_DIRECTION_.
Return every entry exactly.

_SUPPLIED RECORDS_.

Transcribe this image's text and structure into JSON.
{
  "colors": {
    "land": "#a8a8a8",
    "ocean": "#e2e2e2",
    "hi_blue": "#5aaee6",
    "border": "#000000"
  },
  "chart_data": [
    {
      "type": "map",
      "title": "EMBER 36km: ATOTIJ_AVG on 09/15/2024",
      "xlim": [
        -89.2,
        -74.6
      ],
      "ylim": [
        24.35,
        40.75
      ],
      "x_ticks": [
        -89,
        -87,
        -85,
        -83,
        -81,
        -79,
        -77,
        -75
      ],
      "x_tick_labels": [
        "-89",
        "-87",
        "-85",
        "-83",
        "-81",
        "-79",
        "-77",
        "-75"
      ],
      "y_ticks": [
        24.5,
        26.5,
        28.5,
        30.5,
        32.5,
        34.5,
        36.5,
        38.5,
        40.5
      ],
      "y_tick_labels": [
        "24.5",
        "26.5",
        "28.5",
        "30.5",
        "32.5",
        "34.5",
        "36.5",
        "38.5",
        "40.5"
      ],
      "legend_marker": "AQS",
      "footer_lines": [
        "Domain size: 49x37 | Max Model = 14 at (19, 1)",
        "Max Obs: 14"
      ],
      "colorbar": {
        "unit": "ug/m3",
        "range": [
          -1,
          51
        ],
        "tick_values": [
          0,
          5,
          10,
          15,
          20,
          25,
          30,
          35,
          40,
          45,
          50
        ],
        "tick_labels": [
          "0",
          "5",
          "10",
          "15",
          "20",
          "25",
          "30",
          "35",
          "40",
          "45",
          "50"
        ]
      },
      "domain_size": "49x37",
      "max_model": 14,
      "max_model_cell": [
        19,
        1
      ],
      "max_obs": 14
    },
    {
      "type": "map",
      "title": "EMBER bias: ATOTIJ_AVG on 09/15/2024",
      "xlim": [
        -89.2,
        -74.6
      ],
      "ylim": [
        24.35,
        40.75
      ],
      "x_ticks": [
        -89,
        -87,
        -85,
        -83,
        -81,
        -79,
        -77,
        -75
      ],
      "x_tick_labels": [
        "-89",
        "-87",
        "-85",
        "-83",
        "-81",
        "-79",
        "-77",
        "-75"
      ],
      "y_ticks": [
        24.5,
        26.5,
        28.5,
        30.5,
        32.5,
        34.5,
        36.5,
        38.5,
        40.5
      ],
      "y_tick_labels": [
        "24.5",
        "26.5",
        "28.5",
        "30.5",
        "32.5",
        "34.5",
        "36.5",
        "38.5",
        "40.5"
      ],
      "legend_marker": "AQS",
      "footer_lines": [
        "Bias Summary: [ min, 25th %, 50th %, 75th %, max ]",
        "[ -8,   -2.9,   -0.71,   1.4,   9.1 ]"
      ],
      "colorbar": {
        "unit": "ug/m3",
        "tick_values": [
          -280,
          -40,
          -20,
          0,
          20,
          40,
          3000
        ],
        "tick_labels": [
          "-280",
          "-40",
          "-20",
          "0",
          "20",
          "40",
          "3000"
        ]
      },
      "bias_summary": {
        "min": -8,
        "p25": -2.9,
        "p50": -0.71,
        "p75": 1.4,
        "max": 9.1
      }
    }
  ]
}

_COMPLETED TASK_.
Transcribe this image's text and structure into JSON.
{
  "colors": {
    "land": "#a8a8a8",
    "ocean": "#e2e2e2",
    "hi_blue": "#5aaee6",
    "border": "#000000"
  },
  "chart_data": [
    {
      "type": "map",
      "title": "EMBER 36km: ATOTIJ_AVG on 09/15/2024",
      "xlim": [
        -89.2,
        -74.6
      ],
      "ylim": [
        24.35,
        40.75
      ],
      "x_ticks": [
        -89,
        -87,
        -85,
        -83,
        -81,
        -79,
        -77,
        -75
      ],
      "x_tick_labels": [
        "-89",
        "-87",
        "-85",
        "-83",
        "-81",
        "-79",
        "-77",
        "-75"
      ],
      "y_ticks": [
        24.5,
        26.5,
        28.5,
        30.5,
        32.5,
        34.5,
        36.5,
        38.5,
        40.5
      ],
      "y_tick_labels": [
        "24.5",
        "26.5",
        "28.5",
        "30.5",
        "32.5",
        "34.5",
        "36.5",
        "38.5",
        "40.5"
      ],
      "legend_marker": "AQS",
      "footer_lines": [
        "Domain size: 49x37 | Max Model = 14 at (19, 1)",
        "Max Obs: 14"
      ],
      "colorbar": {
        "unit": "ug/m3",
        "range": [
          -1,
          51
        ],
        "tick_values": [
          0,
          5,
          10,
          15,
          20,
          25,
          30,
          35,
          40,
          45,
          50
        ],
        "tick_labels": [
          "0",
          "5",
          "10",
          "15",
          "20",
          "25",
          "30",
          "35",
          "40",
          "45",
          "50"
        ]
      },
      "domain_size": "49x37",
      "max_model": 14,
      "max_model_cell": [
        19,
        1
      ],
      "max_obs": 14
    },
    {
      "type": "map",
      "title": "EMBER bias: ATOTIJ_AVG on 09/15/2024",
      "xlim": [
        -89.2,
        -74.6
      ],
      "ylim": [
        24.35,
        40.75
      ],
      "x_ticks": [
        -89,
        -87,
        -85,
        -83,
        -81,
        -79,
        -77,
        -75
      ],
      "x_tick_labels": [
        "-89",
        "-87",
        "-85",
        "-83",
        "-81",
        "-79",
        "-77",
        "-75"
      ],
      "y_ticks": [
        24.5,
        26.5,
        28.5,
        30.5,
        32.5,
        34.5,
        36.5,
        38.5,
        40.5
      ],
      "y_tick_labels": [
        "24.5",
        "26.5",
        "28.5",
        "30.5",
        "32.5",
        "34.5",
        "36.5",
        "38.5",
        "40.5"
      ],
      "legend_marker": "AQS",
      "footer_lines": [
        "Bias Summary: [ min, 25th %, 50th %, 75th %, max ]",
        "[ -8,   -2.9,   -0.71,   1.4,   9.1 ]"
      ],
      "colorbar": {
        "unit": "ug/m3",
        "tick_values": [
          -280,
          -40,
          -20,
          0,
          20,
          40,
          3000
        ],
        "tick_labels": [
          "-280",
          "-40",
          "-20",
          "0",
          "20",
          "40",
          "3000"
        ]
      },
      "bias_summary": {
        "min": -8,
        "p25": -2.9,
        "p50": -0.71,
        "p75": 1.4,
        "max": 9.1
      }
    }
  ]
}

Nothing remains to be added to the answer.